### INSTRUCTIONS TO FOLLOW
Copy each record exactly as it reads, leaving out any pictures it holds.

### SOURCE MATERIAL
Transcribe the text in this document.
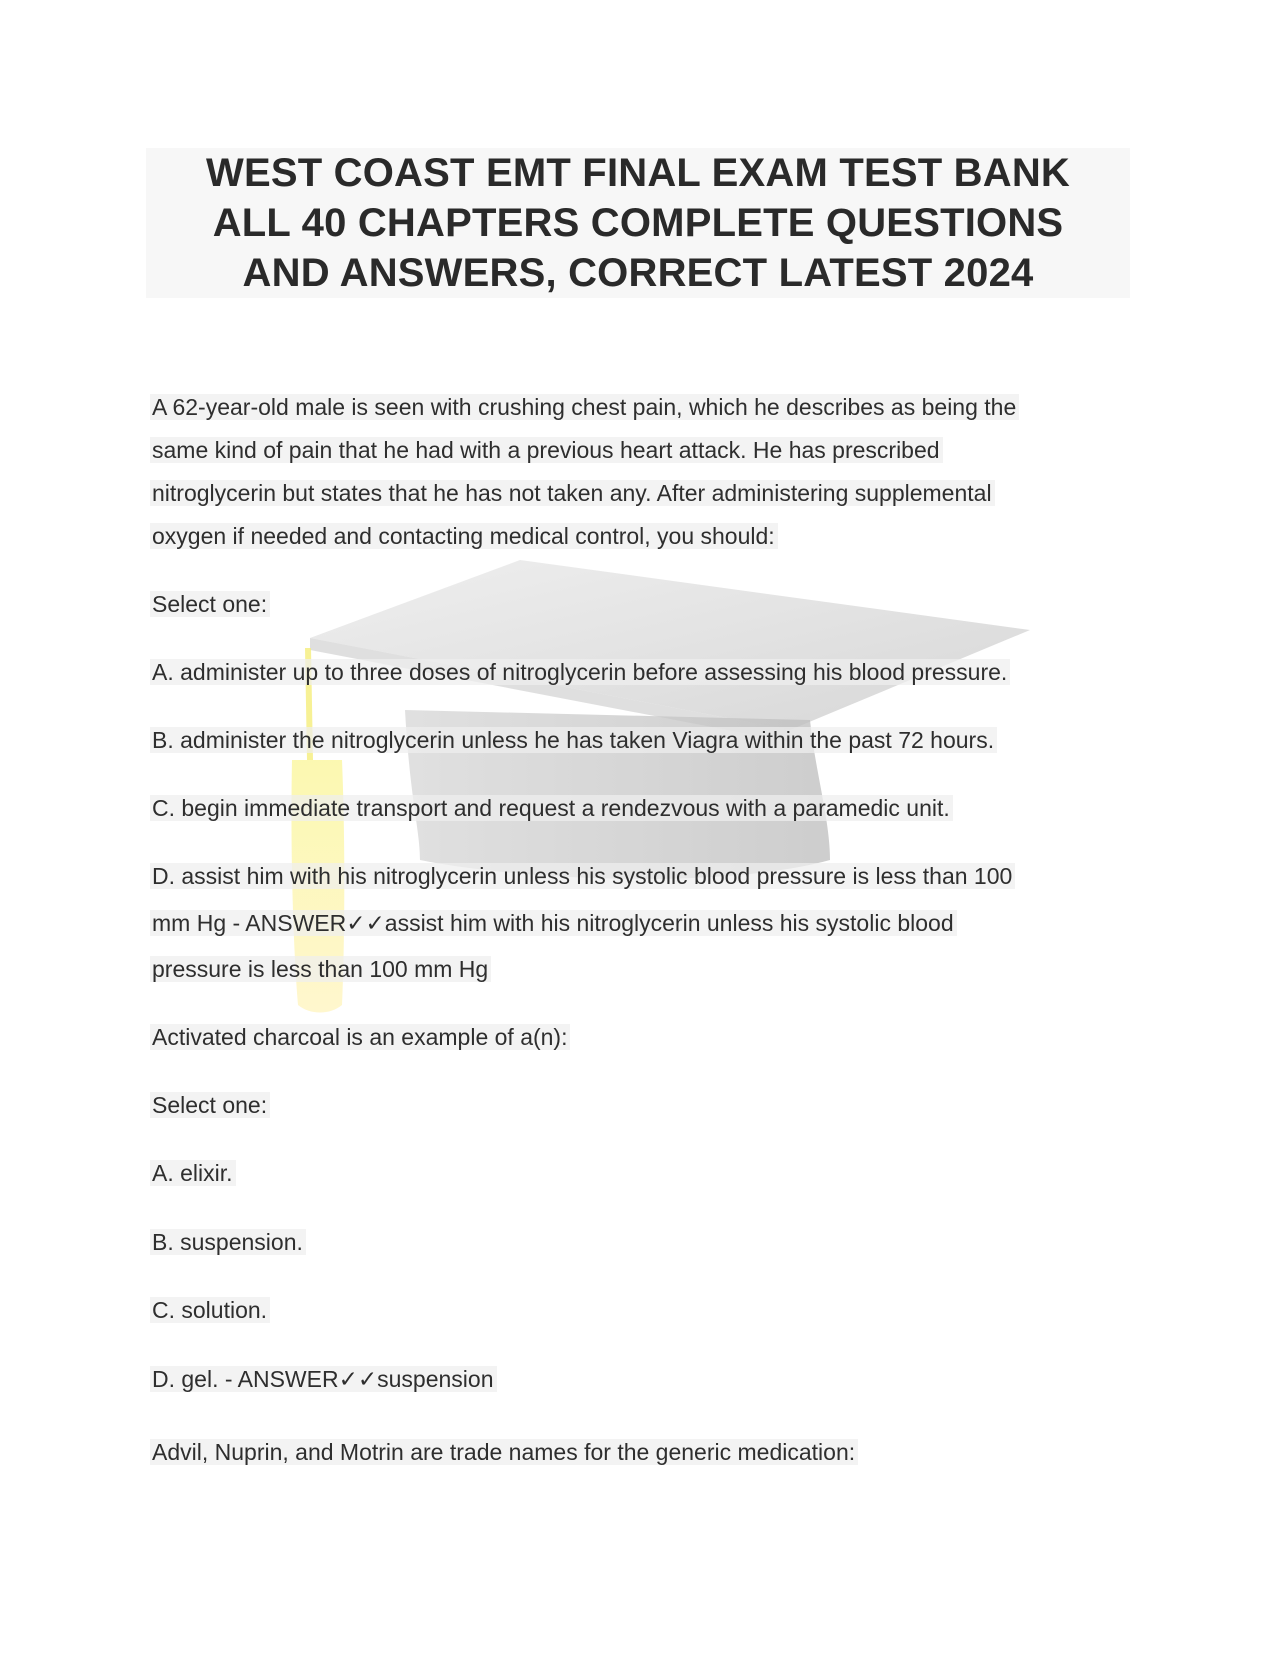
WEST COAST EMT FINAL EXAM TEST BANK
ALL 40 CHAPTERS COMPLETE QUESTIONS
AND ANSWERS, CORRECT LATEST 2024
A 62-year-old male is seen with crushing chest pain, which he describes as being the
same kind of pain that he had with a previous heart attack. He has prescribed
nitroglycerin but states that he has not taken any. After administering supplemental
oxygen if needed and contacting medical control, you should:
Select one:
A. administer up to three doses of nitroglycerin before assessing his blood pressure.
B. administer the nitroglycerin unless he has taken Viagra within the past 72 hours.
C. begin immediate transport and request a rendezvous with a paramedic unit.
D. assist him with his nitroglycerin unless his systolic blood pressure is less than 100
mm Hg - ANSWER✓✓assist him with his nitroglycerin unless his systolic blood
pressure is less than 100 mm Hg
Activated charcoal is an example of a(n):
Select one:
A. elixir.
B. suspension.
C. solution.
D. gel. - ANSWER✓✓suspension
Advil, Nuprin, and Motrin are trade names for the generic medication:
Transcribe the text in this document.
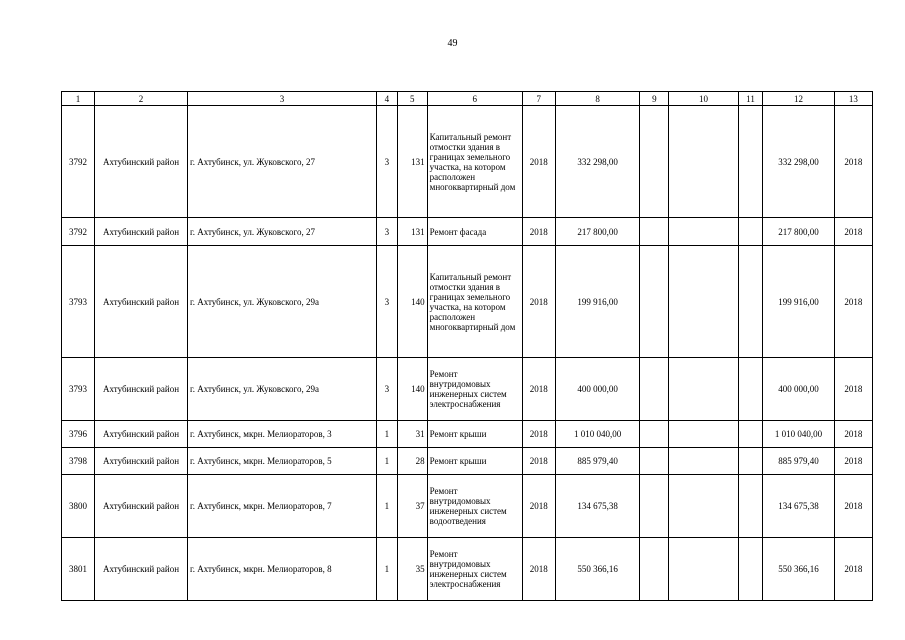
49
1	2	3	4	5	6	7	8	9	10	11	12	13
3792	Ахтубинский район	г. Ахтубинск, ул. Жуковского, 27	3	131	Капитальный ремонт отмостки здания в границах земельного участка, на котором расположен многоквартирный дом	2018	332 298,00				332 298,00	2018
3792	Ахтубинский район	г. Ахтубинск, ул. Жуковского, 27	3	131	Ремонт фасада	2018	217 800,00				217 800,00	2018
3793	Ахтубинский район	г. Ахтубинск, ул. Жуковского, 29а	3	140	Капитальный ремонт отмостки здания в границах земельного участка, на котором расположен многоквартирный дом	2018	199 916,00				199 916,00	2018
3793	Ахтубинский район	г. Ахтубинск, ул. Жуковского, 29а	3	140	Ремонт внутридомовых инженерных систем электроснабжения	2018	400 000,00				400 000,00	2018
3796	Ахтубинский район	г. Ахтубинск, мкрн. Мелиораторов, 3	1	31	Ремонт крыши	2018	1 010 040,00				1 010 040,00	2018
3798	Ахтубинский район	г. Ахтубинск, мкрн. Мелиораторов, 5	1	28	Ремонт крыши	2018	885 979,40				885 979,40	2018
3800	Ахтубинский район	г. Ахтубинск, мкрн. Мелиораторов, 7	1	37	Ремонт внутридомовых инженерных систем водоотведения	2018	134 675,38				134 675,38	2018
3801	Ахтубинский район	г. Ахтубинск, мкрн. Мелиораторов, 8	1	35	Ремонт внутридомовых инженерных систем электроснабжения	2018	550 366,16				550 366,16	2018
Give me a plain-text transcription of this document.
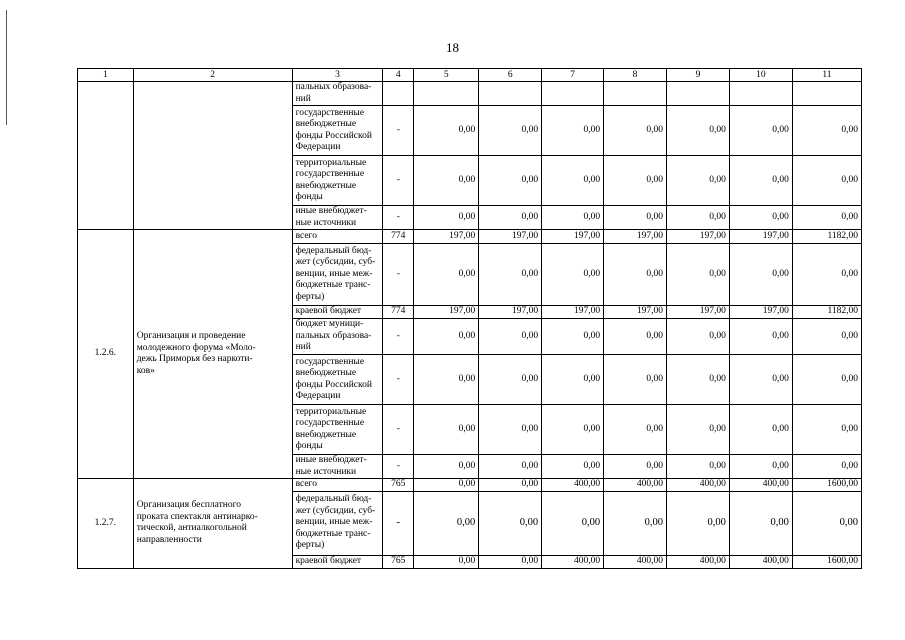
18
1	2	3	4	5	6	7	8	9	10	11
		пальных образова-
ний								
		государственные
внебюджетные
фонды Российской
Федерации	-	0,00	0,00	0,00	0,00	0,00	0,00	0,00
		территориальные
государственные
внебюджетные
фонды	-	0,00	0,00	0,00	0,00	0,00	0,00	0,00
		иные внебюджет-
ные источники	-	0,00	0,00	0,00	0,00	0,00	0,00	0,00
1.2.6.	Организация и проведение
молодежного форума «Моло-
дежь Приморья без наркоти-
ков»	всего	774	197,00	197,00	197,00	197,00	197,00	197,00	1182,00
		федеральный бюд-
жет (субсидии, суб-
венции, иные меж-
бюджетные транс-
ферты)	-	0,00	0,00	0,00	0,00	0,00	0,00	0,00
		краевой бюджет	774	197,00	197,00	197,00	197,00	197,00	197,00	1182,00
		бюджет муници-
пальных образова-
ний	-	0,00	0,00	0,00	0,00	0,00	0,00	0,00
		государственные
внебюджетные
фонды Российской
Федерации	-	0,00	0,00	0,00	0,00	0,00	0,00	0,00
		территориальные
государственные
внебюджетные
фонды	-	0,00	0,00	0,00	0,00	0,00	0,00	0,00
		иные внебюджет-
ные источники	-	0,00	0,00	0,00	0,00	0,00	0,00	0,00
1.2.7.	Организация бесплатного
проката спектакля антинарко-
тической, антиалкогольной
направленности	всего	765	0,00	0,00	400,00	400,00	400,00	400,00	1600,00
		федеральный бюд-
жет (субсидии, суб-
венции, иные меж-
бюджетные транс-
ферты)	-	0,00	0,00	0,00	0,00	0,00	0,00	0,00
		краевой бюджет	765	0,00	0,00	400,00	400,00	400,00	400,00	1600,00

### SOLUTION TO THE EXERCISE
Transcribe the text in this document.
WEST COAST EMT FINAL EXAM TEST BANK
ALL 40 CHAPTERS COMPLETE QUESTIONS
AND ANSWERS, CORRECT LATEST 2024
A 62-year-old male is seen with crushing chest pain, which he describes as being the
same kind of pain that he had with a previous heart attack. He has prescribed
nitroglycerin but states that he has not taken any. After administering supplemental
oxygen if needed and contacting medical control, you should:
Select one:
A. administer up to three doses of nitroglycerin before assessing his blood pressure.
B. administer the nitroglycerin unless he has taken Viagra within the past 72 hours.
C. begin immediate transport and request a rendezvous with a paramedic unit.
D. assist him with his nitroglycerin unless his systolic blood pressure is less than 100
mm Hg - ANSWER✓✓assist him with his nitroglycerin unless his systolic blood
pressure is less than 100 mm Hg
Activated charcoal is an example of a(n):
Select one:
A. elixir.
B. suspension.
C. solution.
D. gel. - ANSWER✓✓suspension
Advil, Nuprin, and Motrin are trade names for the generic medication:
Transcribe the text in this document.
49
1	2	3	4	5	6	7	8	9	10	11	12	13
3792	Ахтубинский район	г. Ахтубинск, ул. Жуковского, 27	3	131	Капитальный ремонт отмостки здания в границах земельного участка, на котором расположен многоквартирный дом	2018	332 298,00				332 298,00	2018
3792	Ахтубинский район	г. Ахтубинск, ул. Жуковского, 27	3	131	Ремонт фасада	2018	217 800,00				217 800,00	2018
3793	Ахтубинский район	г. Ахтубинск, ул. Жуковского, 29а	3	140	Капитальный ремонт отмостки здания в границах земельного участка, на котором расположен многоквартирный дом	2018	199 916,00				199 916,00	2018
3793	Ахтубинский район	г. Ахтубинск, ул. Жуковского, 29а	3	140	Ремонт внутридомовых инженерных систем электроснабжения	2018	400 000,00				400 000,00	2018
3796	Ахтубинский район	г. Ахтубинск, мкрн. Мелиораторов, 3	1	31	Ремонт крыши	2018	1 010 040,00				1 010 040,00	2018
3798	Ахтубинский район	г. Ахтубинск, мкрн. Мелиораторов, 5	1	28	Ремонт крыши	2018	885 979,40				885 979,40	2018
3800	Ахтубинский район	г. Ахтубинск, мкрн. Мелиораторов, 7	1	37	Ремонт внутридомовых инженерных систем водоотведения	2018	134 675,38				134 675,38	2018
3801	Ахтубинский район	г. Ахтубинск, мкрн. Мелиораторов, 8	1	35	Ремонт внутридомовых инженерных систем электроснабжения	2018	550 366,16				550 366,16	2018
Give me a plain-text transcription of this document.
18
1	2	3	4	5	6	7	8	9	10	11
		пальных образова-
ний								
		государственные
внебюджетные
фонды Российской
Федерации	-	0,00	0,00	0,00	0,00	0,00	0,00	0,00
		территориальные
государственные
внебюджетные
фонды	-	0,00	0,00	0,00	0,00	0,00	0,00	0,00
		иные внебюджет-
ные источники	-	0,00	0,00	0,00	0,00	0,00	0,00	0,00
1.2.6.	Организация и проведение
молодежного форума «Моло-
дежь Приморья без наркоти-
ков»	всего	774	197,00	197,00	197,00	197,00	197,00	197,00	1182,00
		федеральный бюд-
жет (субсидии, суб-
венции, иные меж-
бюджетные транс-
ферты)	-	0,00	0,00	0,00	0,00	0,00	0,00	0,00
		краевой бюджет	774	197,00	197,00	197,00	197,00	197,00	197,00	1182,00
		бюджет муници-
пальных образова-
ний	-	0,00	0,00	0,00	0,00	0,00	0,00	0,00
		государственные
внебюджетные
фонды Российской
Федерации	-	0,00	0,00	0,00	0,00	0,00	0,00	0,00
		территориальные
государственные
внебюджетные
фонды	-	0,00	0,00	0,00	0,00	0,00	0,00	0,00
		иные внебюджет-
ные источники	-	0,00	0,00	0,00	0,00	0,00	0,00	0,00
1.2.7.	Организация бесплатного
проката спектакля антинарко-
тической, антиалкогольной
направленности	всего	765	0,00	0,00	400,00	400,00	400,00	400,00	1600,00
		федеральный бюд-
жет (субсидии, суб-
венции, иные меж-
бюджетные транс-
ферты)	-	0,00	0,00	0,00	0,00	0,00	0,00	0,00
		краевой бюджет	765	0,00	0,00	400,00	400,00	400,00	400,00	1600,00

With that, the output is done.